* _Excerpted data_
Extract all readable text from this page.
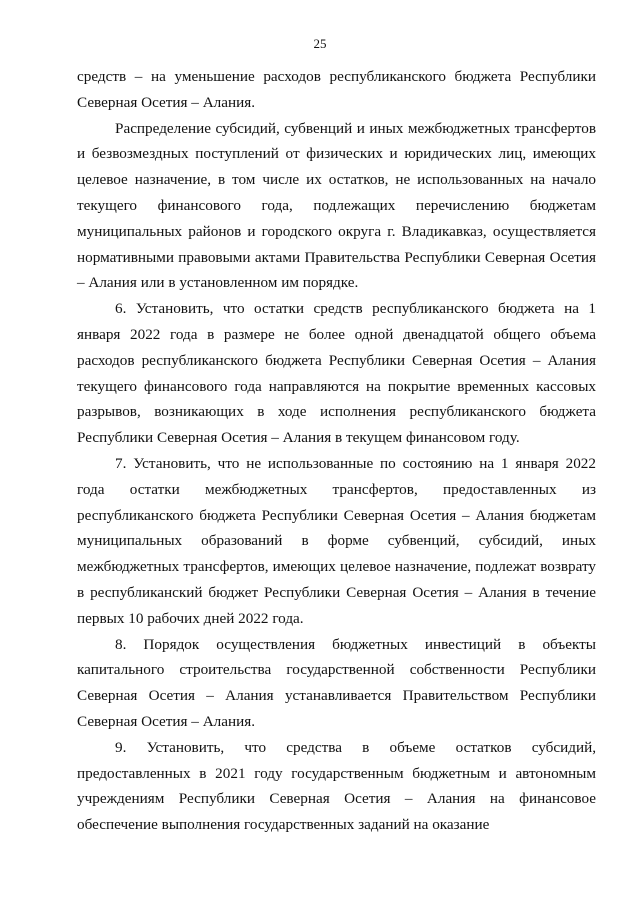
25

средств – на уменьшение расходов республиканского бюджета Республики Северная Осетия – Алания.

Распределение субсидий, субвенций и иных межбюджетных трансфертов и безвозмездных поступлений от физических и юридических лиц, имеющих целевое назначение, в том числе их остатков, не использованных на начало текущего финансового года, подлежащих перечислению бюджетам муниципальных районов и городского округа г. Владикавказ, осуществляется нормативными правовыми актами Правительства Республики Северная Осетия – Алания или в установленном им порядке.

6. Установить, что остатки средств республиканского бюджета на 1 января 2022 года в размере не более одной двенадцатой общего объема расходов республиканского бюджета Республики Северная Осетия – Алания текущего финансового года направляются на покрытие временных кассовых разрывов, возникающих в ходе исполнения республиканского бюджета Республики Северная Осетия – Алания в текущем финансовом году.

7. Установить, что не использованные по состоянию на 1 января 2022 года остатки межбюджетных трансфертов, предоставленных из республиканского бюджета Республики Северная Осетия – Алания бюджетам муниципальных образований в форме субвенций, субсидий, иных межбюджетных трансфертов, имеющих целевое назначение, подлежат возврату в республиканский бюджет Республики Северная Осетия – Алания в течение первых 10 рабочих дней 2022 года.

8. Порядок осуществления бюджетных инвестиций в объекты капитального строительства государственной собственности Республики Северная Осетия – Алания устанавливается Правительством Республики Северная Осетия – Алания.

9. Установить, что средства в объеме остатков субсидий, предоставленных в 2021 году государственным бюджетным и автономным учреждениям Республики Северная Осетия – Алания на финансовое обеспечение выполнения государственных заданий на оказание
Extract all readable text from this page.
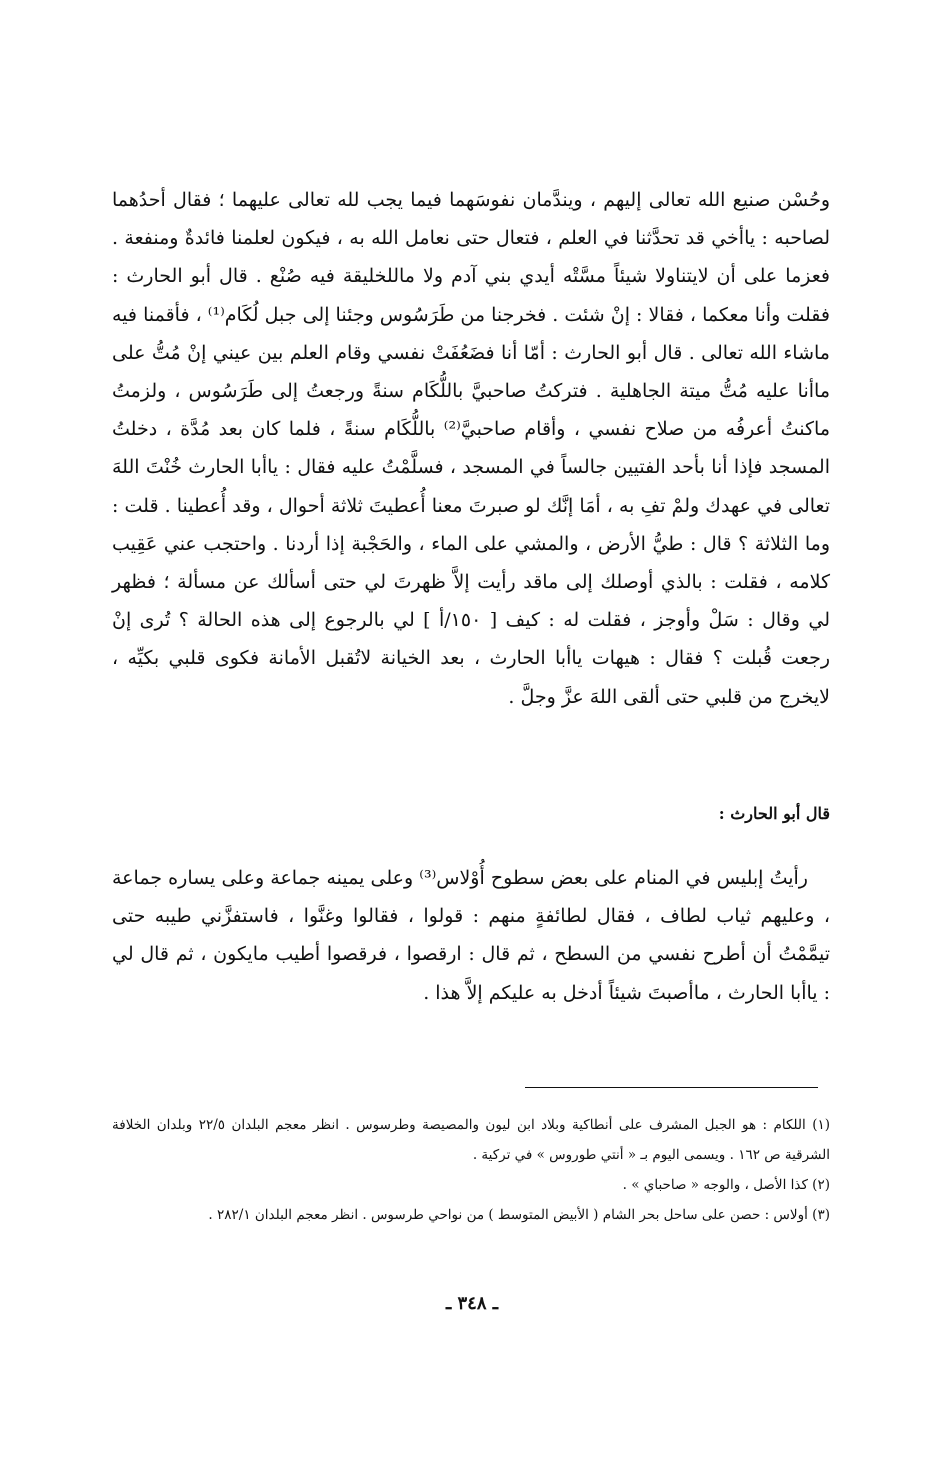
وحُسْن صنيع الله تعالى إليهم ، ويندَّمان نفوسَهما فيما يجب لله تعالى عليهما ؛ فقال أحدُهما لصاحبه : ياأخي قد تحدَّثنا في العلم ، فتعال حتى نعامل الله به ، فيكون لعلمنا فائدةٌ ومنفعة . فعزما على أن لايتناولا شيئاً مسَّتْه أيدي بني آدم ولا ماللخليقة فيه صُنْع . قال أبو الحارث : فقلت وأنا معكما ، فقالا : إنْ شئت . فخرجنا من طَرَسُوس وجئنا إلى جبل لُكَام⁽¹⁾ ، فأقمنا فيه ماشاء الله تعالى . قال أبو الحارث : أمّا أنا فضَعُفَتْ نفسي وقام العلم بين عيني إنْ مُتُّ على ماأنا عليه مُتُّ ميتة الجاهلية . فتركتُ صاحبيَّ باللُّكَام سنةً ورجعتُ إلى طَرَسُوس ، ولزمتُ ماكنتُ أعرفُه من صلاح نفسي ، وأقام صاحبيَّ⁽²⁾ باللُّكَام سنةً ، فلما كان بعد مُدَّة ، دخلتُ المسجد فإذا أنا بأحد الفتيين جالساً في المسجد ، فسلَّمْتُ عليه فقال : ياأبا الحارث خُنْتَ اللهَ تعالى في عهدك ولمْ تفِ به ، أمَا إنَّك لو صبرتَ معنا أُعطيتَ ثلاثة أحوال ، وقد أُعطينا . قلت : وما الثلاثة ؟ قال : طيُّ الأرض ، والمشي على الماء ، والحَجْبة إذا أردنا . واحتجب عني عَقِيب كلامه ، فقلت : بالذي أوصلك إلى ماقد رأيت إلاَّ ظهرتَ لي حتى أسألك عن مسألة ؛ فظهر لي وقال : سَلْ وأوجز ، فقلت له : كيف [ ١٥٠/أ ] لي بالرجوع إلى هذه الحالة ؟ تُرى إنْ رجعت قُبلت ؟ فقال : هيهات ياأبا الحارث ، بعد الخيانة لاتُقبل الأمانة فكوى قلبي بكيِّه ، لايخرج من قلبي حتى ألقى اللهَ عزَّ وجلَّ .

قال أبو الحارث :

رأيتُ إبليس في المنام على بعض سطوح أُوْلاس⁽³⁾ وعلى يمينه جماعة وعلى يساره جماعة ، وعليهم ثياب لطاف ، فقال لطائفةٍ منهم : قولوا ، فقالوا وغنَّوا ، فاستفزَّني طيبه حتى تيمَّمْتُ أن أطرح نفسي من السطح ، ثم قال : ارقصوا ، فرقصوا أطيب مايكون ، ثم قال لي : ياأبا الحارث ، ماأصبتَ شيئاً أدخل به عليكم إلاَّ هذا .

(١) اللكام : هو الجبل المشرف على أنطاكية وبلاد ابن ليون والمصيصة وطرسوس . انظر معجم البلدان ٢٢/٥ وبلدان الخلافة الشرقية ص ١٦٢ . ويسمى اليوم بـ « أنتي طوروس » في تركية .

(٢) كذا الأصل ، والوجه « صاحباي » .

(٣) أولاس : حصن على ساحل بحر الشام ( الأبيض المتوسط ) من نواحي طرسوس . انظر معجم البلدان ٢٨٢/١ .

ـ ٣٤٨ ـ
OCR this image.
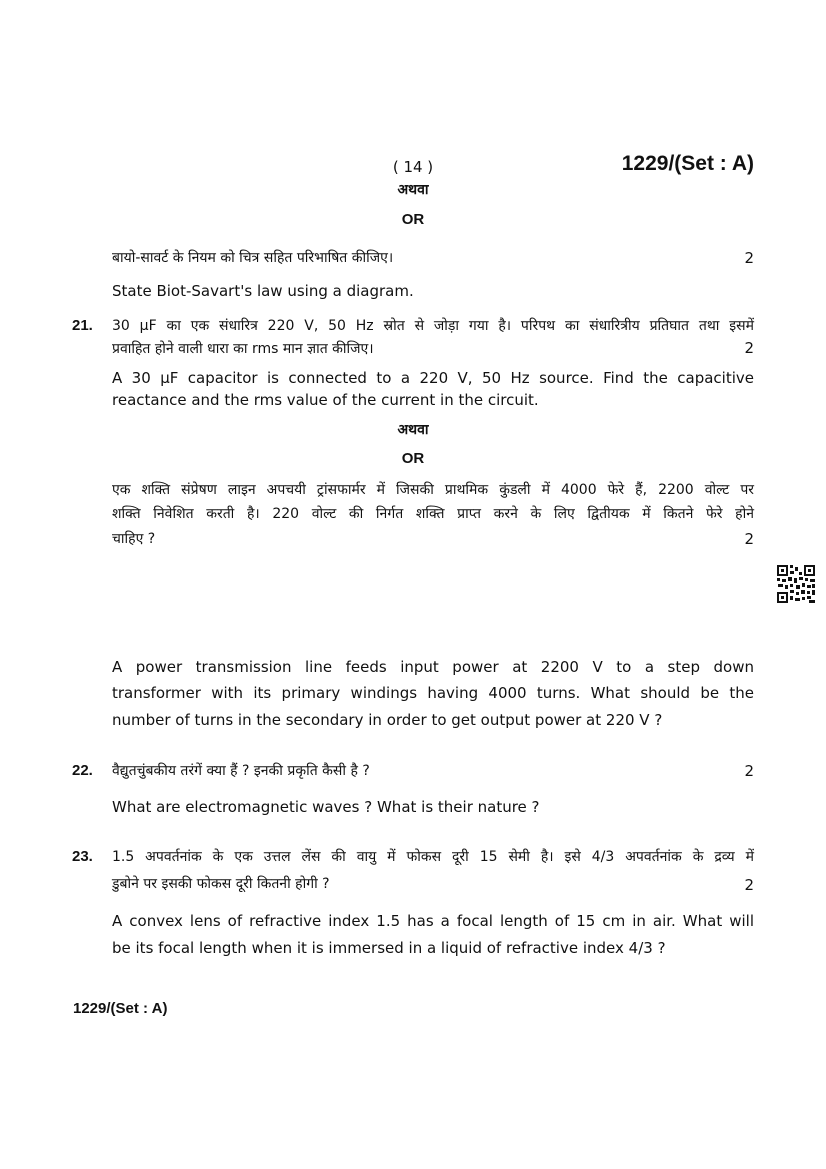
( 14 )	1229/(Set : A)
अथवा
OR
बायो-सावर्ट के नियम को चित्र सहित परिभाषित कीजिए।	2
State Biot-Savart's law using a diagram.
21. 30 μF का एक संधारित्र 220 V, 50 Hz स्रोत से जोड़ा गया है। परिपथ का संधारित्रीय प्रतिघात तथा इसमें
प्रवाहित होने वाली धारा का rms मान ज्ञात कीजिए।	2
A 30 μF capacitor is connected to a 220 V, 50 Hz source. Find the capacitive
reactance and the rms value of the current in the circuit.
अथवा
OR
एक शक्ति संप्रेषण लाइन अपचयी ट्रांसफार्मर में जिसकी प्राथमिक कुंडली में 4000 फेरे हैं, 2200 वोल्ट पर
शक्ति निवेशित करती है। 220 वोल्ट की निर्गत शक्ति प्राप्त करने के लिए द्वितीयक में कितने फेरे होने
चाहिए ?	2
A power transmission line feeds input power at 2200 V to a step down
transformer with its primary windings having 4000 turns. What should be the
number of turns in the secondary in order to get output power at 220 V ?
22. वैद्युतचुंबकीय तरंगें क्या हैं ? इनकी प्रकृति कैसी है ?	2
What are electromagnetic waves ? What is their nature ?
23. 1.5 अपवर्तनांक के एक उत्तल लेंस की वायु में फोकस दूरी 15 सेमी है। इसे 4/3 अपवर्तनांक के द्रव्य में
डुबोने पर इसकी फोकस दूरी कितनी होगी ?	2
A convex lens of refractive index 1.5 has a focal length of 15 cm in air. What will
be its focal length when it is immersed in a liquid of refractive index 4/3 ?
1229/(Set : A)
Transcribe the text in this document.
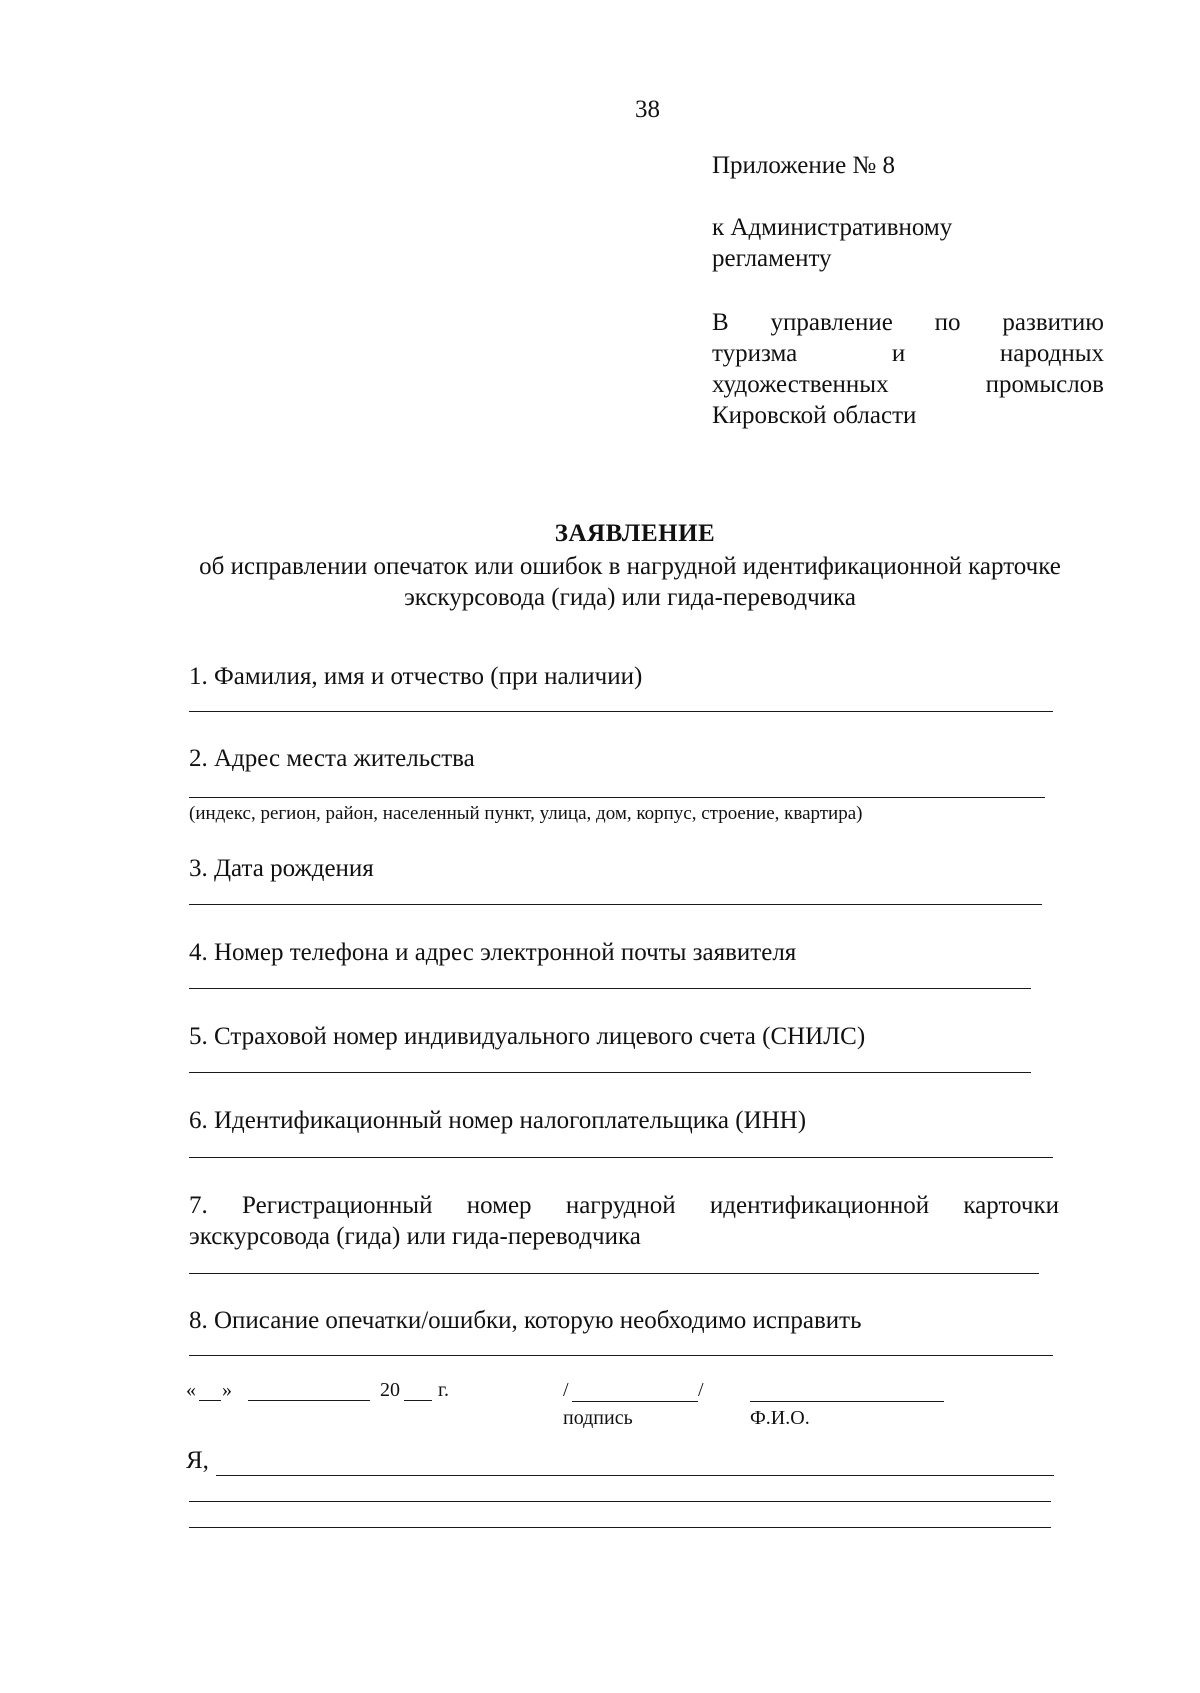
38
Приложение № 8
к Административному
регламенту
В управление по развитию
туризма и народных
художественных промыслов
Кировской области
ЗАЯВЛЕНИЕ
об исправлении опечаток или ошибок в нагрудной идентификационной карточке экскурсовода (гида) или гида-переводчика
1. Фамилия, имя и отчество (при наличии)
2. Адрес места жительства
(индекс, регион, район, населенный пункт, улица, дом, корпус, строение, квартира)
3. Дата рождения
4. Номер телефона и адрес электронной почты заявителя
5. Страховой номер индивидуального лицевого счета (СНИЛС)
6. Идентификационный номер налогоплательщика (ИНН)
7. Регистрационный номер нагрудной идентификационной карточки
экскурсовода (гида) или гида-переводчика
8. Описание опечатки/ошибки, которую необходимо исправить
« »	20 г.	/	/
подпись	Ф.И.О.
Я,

* _Stated problem_
Reproduce each entry precisely. Leave the pictures out.

* _Solution to this task_
Extract all readable text from this page.
25

средств – на уменьшение расходов республиканского бюджета Республики Северная Осетия – Алания.

Распределение субсидий, субвенций и иных межбюджетных трансфертов и безвозмездных поступлений от физических и юридических лиц, имеющих целевое назначение, в том числе их остатков, не использованных на начало текущего финансового года, подлежащих перечислению бюджетам муниципальных районов и городского округа г. Владикавказ, осуществляется нормативными правовыми актами Правительства Республики Северная Осетия – Алания или в установленном им порядке.

6. Установить, что остатки средств республиканского бюджета на 1 января 2022 года в размере не более одной двенадцатой общего объема расходов республиканского бюджета Республики Северная Осетия – Алания текущего финансового года направляются на покрытие временных кассовых разрывов, возникающих в ходе исполнения республиканского бюджета Республики Северная Осетия – Алания в текущем финансовом году.

7. Установить, что не использованные по состоянию на 1 января 2022 года остатки межбюджетных трансфертов, предоставленных из республиканского бюджета Республики Северная Осетия – Алания бюджетам муниципальных образований в форме субвенций, субсидий, иных межбюджетных трансфертов, имеющих целевое назначение, подлежат возврату в республиканский бюджет Республики Северная Осетия – Алания в течение первых 10 рабочих дней 2022 года.

8. Порядок осуществления бюджетных инвестиций в объекты капитального строительства государственной собственности Республики Северная Осетия – Алания устанавливается Правительством Республики Северная Осетия – Алания.

9. Установить, что средства в объеме остатков субсидий, предоставленных в 2021 году государственным бюджетным и автономным учреждениям Республики Северная Осетия – Алания на финансовое обеспечение выполнения государственных заданий на оказание
Extract all readable text from this page.
وحُسْن صنيع الله تعالى إليهم ، ويندَّمان نفوسَهما فيما يجب لله تعالى عليهما ؛ فقال أحدُهما لصاحبه : ياأخي قد تحدَّثنا في العلم ، فتعال حتى نعامل الله به ، فيكون لعلمنا فائدةٌ ومنفعة . فعزما على أن لايتناولا شيئاً مسَّتْه أيدي بني آدم ولا ماللخليقة فيه صُنْع . قال أبو الحارث : فقلت وأنا معكما ، فقالا : إنْ شئت . فخرجنا من طَرَسُوس وجئنا إلى جبل لُكَام⁽¹⁾ ، فأقمنا فيه ماشاء الله تعالى . قال أبو الحارث : أمّا أنا فضَعُفَتْ نفسي وقام العلم بين عيني إنْ مُتُّ على ماأنا عليه مُتُّ ميتة الجاهلية . فتركتُ صاحبيَّ باللُّكَام سنةً ورجعتُ إلى طَرَسُوس ، ولزمتُ ماكنتُ أعرفُه من صلاح نفسي ، وأقام صاحبيَّ⁽²⁾ باللُّكَام سنةً ، فلما كان بعد مُدَّة ، دخلتُ المسجد فإذا أنا بأحد الفتيين جالساً في المسجد ، فسلَّمْتُ عليه فقال : ياأبا الحارث خُنْتَ اللهَ تعالى في عهدك ولمْ تفِ به ، أمَا إنَّك لو صبرتَ معنا أُعطيتَ ثلاثة أحوال ، وقد أُعطينا . قلت : وما الثلاثة ؟ قال : طيُّ الأرض ، والمشي على الماء ، والحَجْبة إذا أردنا . واحتجب عني عَقِيب كلامه ، فقلت : بالذي أوصلك إلى ماقد رأيت إلاَّ ظهرتَ لي حتى أسألك عن مسألة ؛ فظهر لي وقال : سَلْ وأوجز ، فقلت له : كيف [ ١٥٠/أ ] لي بالرجوع إلى هذه الحالة ؟ تُرى إنْ رجعت قُبلت ؟ فقال : هيهات ياأبا الحارث ، بعد الخيانة لاتُقبل الأمانة فكوى قلبي بكيِّه ، لايخرج من قلبي حتى ألقى اللهَ عزَّ وجلَّ .

قال أبو الحارث :

رأيتُ إبليس في المنام على بعض سطوح أُوْلاس⁽³⁾ وعلى يمينه جماعة وعلى يساره جماعة ، وعليهم ثياب لطاف ، فقال لطائفةٍ منهم : قولوا ، فقالوا وغنَّوا ، فاستفزَّني طيبه حتى تيمَّمْتُ أن أطرح نفسي من السطح ، ثم قال : ارقصوا ، فرقصوا أطيب مايكون ، ثم قال لي : ياأبا الحارث ، ماأصبتَ شيئاً أدخل به عليكم إلاَّ هذا .

(١) اللكام : هو الجبل المشرف على أنطاكية وبلاد ابن ليون والمصيصة وطرسوس . انظر معجم البلدان ٢٢/٥ وبلدان الخلافة الشرقية ص ١٦٢ . ويسمى اليوم بـ « أنتي طوروس » في تركية .

(٢) كذا الأصل ، والوجه « صاحباي » .

(٣) أولاس : حصن على ساحل بحر الشام ( الأبيض المتوسط ) من نواحي طرسوس . انظر معجم البلدان ٢٨٢/١ .

ـ ٣٤٨ ـ
OCR this image.
( 14 )	1229/(Set : A)
अथवा
OR
बायो-सावर्ट के नियम को चित्र सहित परिभाषित कीजिए।	2
State Biot-Savart's law using a diagram.
21. 30 μF का एक संधारित्र 220 V, 50 Hz स्रोत से जोड़ा गया है। परिपथ का संधारित्रीय प्रतिघात तथा इसमें
प्रवाहित होने वाली धारा का rms मान ज्ञात कीजिए।	2
A 30 μF capacitor is connected to a 220 V, 50 Hz source. Find the capacitive
reactance and the rms value of the current in the circuit.
अथवा
OR
एक शक्ति संप्रेषण लाइन अपचयी ट्रांसफार्मर में जिसकी प्राथमिक कुंडली में 4000 फेरे हैं, 2200 वोल्ट पर
शक्ति निवेशित करती है। 220 वोल्ट की निर्गत शक्ति प्राप्त करने के लिए द्वितीयक में कितने फेरे होने
चाहिए ?	2
A power transmission line feeds input power at 2200 V to a step down
transformer with its primary windings having 4000 turns. What should be the
number of turns in the secondary in order to get output power at 220 V ?
22. वैद्युतचुंबकीय तरंगें क्या हैं ? इनकी प्रकृति कैसी है ?	2
What are electromagnetic waves ? What is their nature ?
23. 1.5 अपवर्तनांक के एक उत्तल लेंस की वायु में फोकस दूरी 15 सेमी है। इसे 4/3 अपवर्तनांक के द्रव्य में
डुबोने पर इसकी फोकस दूरी कितनी होगी ?	2
A convex lens of refractive index 1.5 has a focal length of 15 cm in air. What will
be its focal length when it is immersed in a liquid of refractive index 4/3 ?
1229/(Set : A)
Transcribe the text in this document.
38
Приложение № 8
к Административному
регламенту
В управление по развитию
туризма и народных
художественных промыслов
Кировской области
ЗАЯВЛЕНИЕ
об исправлении опечаток или ошибок в нагрудной идентификационной карточке экскурсовода (гида) или гида-переводчика
1. Фамилия, имя и отчество (при наличии)
2. Адрес места жительства
(индекс, регион, район, населенный пункт, улица, дом, корпус, строение, квартира)
3. Дата рождения
4. Номер телефона и адрес электронной почты заявителя
5. Страховой номер индивидуального лицевого счета (СНИЛС)
6. Идентификационный номер налогоплательщика (ИНН)
7. Регистрационный номер нагрудной идентификационной карточки
экскурсовода (гида) или гида-переводчика
8. Описание опечатки/ошибки, которую необходимо исправить
« »	20 г.	/	/
подпись	Ф.И.О.
Я,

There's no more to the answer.